## What the exercise asks
State the count of lines below in which the word "left" appears, and add nothing.

## Dataset records on visual material
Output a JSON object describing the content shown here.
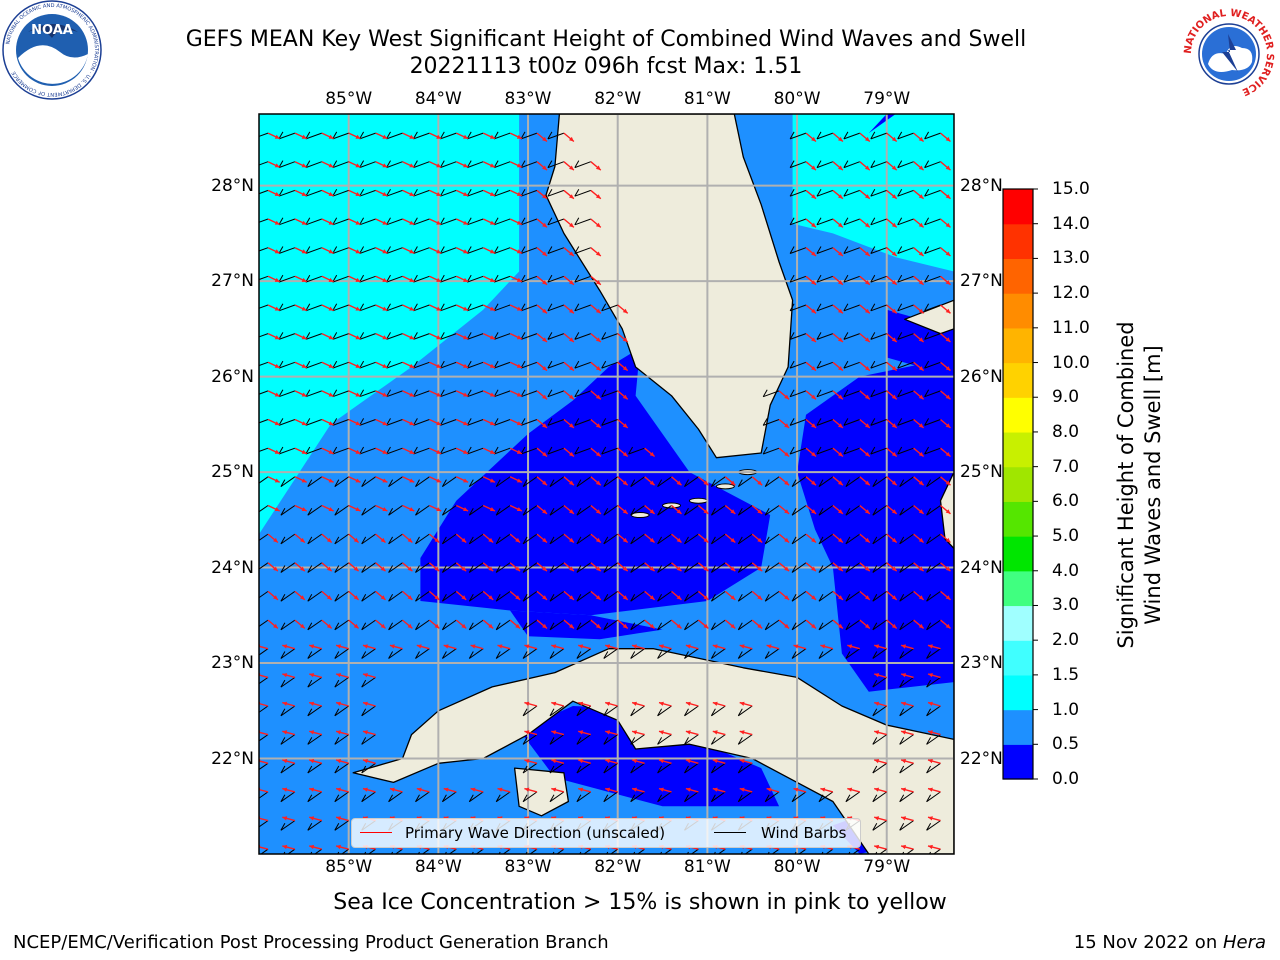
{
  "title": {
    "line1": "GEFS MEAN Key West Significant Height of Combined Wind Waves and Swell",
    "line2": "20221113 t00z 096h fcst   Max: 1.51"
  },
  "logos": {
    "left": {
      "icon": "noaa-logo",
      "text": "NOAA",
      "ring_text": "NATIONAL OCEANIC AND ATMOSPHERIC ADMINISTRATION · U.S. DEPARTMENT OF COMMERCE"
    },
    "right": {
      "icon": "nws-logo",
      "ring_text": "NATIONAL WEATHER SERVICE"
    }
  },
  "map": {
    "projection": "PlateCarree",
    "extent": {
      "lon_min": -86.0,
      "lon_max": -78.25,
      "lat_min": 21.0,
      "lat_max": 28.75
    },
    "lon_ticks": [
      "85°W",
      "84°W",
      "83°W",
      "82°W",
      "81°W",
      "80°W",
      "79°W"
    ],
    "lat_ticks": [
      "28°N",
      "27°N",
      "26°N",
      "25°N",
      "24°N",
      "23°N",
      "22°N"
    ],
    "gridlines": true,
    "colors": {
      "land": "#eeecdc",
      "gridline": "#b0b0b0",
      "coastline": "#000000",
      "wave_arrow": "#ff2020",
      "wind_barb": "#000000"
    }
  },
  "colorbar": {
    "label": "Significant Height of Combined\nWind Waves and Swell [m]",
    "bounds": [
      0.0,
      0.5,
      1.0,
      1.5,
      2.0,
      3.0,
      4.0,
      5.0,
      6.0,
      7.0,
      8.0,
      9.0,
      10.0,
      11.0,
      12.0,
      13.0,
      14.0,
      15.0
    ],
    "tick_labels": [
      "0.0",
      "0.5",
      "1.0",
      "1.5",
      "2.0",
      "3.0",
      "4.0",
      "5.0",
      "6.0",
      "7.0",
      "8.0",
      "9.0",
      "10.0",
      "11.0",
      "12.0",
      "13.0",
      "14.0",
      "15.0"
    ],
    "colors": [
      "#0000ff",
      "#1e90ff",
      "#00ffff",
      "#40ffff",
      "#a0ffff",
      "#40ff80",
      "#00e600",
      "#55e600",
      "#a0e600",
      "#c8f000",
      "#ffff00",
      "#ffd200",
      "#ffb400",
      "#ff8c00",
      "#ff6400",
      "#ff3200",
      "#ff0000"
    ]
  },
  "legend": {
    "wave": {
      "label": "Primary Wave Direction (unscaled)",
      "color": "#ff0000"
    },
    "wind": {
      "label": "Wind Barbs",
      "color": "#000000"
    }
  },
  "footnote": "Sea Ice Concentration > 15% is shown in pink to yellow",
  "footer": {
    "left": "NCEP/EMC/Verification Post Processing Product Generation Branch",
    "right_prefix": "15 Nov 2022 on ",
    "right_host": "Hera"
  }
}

## Problem solution
2